Gather up the lines with the word "this" in them.

[Figure data in JSON]
^^^^^^^^^^^^^^^^
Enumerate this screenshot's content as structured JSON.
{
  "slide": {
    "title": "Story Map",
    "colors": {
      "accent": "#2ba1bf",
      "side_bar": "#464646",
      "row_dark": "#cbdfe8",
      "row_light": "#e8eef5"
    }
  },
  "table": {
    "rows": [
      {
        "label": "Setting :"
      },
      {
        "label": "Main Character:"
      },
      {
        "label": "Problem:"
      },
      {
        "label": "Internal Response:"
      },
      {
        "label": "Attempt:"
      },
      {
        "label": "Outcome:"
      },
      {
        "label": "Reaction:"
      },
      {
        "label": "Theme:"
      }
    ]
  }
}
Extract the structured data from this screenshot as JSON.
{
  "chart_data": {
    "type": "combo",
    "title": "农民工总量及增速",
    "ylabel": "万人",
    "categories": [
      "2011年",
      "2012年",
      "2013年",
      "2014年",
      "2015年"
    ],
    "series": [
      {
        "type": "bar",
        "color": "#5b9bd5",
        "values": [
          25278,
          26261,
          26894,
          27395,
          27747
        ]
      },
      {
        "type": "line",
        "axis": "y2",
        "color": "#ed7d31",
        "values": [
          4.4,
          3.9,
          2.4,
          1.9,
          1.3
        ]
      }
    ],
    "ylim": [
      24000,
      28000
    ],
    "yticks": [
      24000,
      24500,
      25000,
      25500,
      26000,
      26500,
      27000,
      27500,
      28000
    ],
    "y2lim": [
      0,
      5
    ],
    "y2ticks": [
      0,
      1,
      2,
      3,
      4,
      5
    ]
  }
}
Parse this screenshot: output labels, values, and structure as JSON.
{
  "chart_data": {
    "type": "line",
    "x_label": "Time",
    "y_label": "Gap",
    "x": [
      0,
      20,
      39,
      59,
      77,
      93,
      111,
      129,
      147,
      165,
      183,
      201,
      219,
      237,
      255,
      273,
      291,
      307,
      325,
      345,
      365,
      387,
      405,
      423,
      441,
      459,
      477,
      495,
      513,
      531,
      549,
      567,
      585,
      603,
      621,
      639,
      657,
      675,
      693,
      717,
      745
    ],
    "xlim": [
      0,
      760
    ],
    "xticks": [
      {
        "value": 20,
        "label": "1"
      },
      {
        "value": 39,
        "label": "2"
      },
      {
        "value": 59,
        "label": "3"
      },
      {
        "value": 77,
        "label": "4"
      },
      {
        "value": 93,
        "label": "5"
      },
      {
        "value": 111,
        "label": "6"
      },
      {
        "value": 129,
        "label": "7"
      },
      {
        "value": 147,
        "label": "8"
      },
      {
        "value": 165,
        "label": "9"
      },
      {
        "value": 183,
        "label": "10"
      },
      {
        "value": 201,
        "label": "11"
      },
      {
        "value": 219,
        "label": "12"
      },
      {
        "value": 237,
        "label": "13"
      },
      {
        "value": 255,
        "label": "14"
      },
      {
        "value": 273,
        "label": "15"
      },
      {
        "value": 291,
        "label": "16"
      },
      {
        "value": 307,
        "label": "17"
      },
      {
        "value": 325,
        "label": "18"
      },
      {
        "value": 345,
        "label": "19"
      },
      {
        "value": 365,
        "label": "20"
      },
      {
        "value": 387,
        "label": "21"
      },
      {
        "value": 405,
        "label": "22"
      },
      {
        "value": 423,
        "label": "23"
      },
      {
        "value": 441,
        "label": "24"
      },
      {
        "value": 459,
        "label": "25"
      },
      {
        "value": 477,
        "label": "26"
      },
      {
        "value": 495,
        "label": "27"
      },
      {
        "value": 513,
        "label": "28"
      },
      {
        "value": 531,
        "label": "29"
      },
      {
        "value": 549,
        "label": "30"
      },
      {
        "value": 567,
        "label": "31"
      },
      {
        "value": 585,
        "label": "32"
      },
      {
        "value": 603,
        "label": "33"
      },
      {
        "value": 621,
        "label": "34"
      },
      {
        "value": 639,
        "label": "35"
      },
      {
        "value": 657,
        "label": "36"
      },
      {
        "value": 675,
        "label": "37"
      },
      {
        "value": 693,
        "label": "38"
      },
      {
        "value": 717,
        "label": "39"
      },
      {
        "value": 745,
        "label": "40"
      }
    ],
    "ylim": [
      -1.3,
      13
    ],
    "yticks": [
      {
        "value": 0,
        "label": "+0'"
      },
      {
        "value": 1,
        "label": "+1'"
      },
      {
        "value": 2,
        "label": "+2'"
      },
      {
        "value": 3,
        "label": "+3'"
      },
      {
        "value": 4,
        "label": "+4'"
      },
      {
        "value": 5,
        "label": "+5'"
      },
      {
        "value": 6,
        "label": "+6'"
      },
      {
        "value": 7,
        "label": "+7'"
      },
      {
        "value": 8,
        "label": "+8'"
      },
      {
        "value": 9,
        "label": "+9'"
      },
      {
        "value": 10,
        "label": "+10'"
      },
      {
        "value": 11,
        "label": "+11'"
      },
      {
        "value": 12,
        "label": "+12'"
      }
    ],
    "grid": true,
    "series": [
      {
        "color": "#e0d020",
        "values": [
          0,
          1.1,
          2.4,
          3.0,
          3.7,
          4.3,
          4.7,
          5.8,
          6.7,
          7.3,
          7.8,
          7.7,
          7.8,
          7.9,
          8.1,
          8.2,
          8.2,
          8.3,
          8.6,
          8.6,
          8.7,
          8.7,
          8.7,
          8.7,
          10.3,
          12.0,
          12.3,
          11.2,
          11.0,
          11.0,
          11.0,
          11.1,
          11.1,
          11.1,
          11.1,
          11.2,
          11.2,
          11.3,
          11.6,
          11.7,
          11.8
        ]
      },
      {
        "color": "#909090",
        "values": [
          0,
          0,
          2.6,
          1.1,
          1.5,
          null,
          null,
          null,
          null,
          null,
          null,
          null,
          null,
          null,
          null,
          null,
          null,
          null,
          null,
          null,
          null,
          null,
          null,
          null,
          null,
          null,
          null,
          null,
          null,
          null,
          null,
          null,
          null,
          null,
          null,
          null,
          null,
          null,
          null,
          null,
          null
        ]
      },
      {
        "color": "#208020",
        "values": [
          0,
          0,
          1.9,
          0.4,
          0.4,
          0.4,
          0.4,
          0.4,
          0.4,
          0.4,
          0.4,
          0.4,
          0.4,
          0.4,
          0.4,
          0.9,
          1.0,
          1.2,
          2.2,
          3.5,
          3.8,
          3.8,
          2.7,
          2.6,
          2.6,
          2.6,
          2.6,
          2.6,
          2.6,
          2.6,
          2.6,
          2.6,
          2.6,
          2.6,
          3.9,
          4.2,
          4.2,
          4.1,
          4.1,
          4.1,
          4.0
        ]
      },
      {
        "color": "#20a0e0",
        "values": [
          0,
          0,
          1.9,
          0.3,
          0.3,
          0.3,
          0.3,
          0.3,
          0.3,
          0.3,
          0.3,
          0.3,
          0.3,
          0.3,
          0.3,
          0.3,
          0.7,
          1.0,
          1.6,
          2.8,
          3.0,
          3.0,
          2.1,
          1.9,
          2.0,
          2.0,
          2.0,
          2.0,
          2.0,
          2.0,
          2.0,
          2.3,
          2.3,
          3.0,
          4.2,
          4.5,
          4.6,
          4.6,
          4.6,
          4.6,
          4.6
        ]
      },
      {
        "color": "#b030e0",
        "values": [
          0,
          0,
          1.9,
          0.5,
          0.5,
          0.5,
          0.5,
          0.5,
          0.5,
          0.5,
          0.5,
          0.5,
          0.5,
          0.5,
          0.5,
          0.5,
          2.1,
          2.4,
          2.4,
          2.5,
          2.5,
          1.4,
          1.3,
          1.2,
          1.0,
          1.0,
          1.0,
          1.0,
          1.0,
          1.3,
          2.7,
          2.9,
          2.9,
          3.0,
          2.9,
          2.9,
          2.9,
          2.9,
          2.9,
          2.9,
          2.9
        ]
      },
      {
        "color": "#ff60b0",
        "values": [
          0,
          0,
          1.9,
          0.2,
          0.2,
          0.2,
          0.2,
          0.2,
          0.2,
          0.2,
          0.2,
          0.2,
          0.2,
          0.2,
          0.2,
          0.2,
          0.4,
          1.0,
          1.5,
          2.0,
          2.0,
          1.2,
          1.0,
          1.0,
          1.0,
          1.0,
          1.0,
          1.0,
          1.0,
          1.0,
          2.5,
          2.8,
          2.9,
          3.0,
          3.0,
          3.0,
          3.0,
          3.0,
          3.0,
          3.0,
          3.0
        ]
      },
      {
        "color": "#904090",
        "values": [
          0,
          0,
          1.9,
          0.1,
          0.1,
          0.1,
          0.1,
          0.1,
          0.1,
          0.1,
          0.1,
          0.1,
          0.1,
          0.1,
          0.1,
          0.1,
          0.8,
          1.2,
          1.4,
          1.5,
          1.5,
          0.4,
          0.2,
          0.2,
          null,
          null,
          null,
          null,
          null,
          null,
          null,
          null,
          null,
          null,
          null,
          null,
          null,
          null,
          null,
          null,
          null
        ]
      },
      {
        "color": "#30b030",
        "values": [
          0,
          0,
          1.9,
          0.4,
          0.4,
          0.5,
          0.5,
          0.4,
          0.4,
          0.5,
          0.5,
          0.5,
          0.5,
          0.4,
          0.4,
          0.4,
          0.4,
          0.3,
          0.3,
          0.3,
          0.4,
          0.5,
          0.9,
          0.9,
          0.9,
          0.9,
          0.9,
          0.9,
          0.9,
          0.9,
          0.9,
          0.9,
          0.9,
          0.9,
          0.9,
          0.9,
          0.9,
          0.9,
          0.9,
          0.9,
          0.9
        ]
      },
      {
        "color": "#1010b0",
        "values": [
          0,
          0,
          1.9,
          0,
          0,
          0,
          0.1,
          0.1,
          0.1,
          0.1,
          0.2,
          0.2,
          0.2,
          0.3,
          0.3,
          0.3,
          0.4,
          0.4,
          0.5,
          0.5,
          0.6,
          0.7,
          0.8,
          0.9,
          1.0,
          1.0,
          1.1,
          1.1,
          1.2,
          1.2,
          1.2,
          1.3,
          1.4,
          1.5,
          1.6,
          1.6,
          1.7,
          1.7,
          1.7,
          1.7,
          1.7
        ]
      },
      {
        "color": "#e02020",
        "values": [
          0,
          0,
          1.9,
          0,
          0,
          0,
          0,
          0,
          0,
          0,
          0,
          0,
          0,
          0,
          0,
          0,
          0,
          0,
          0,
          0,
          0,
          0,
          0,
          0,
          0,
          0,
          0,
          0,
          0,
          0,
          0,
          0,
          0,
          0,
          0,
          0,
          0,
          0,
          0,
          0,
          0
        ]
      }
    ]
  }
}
^^^^^^^^^^^^^^^^
• _Exercise solution_:
Enumerate this screenshot's content as structured JSON.
Extract the structured data from this screenshot as JSON.
Parse this screenshot: output labels, values, and structure as JSON.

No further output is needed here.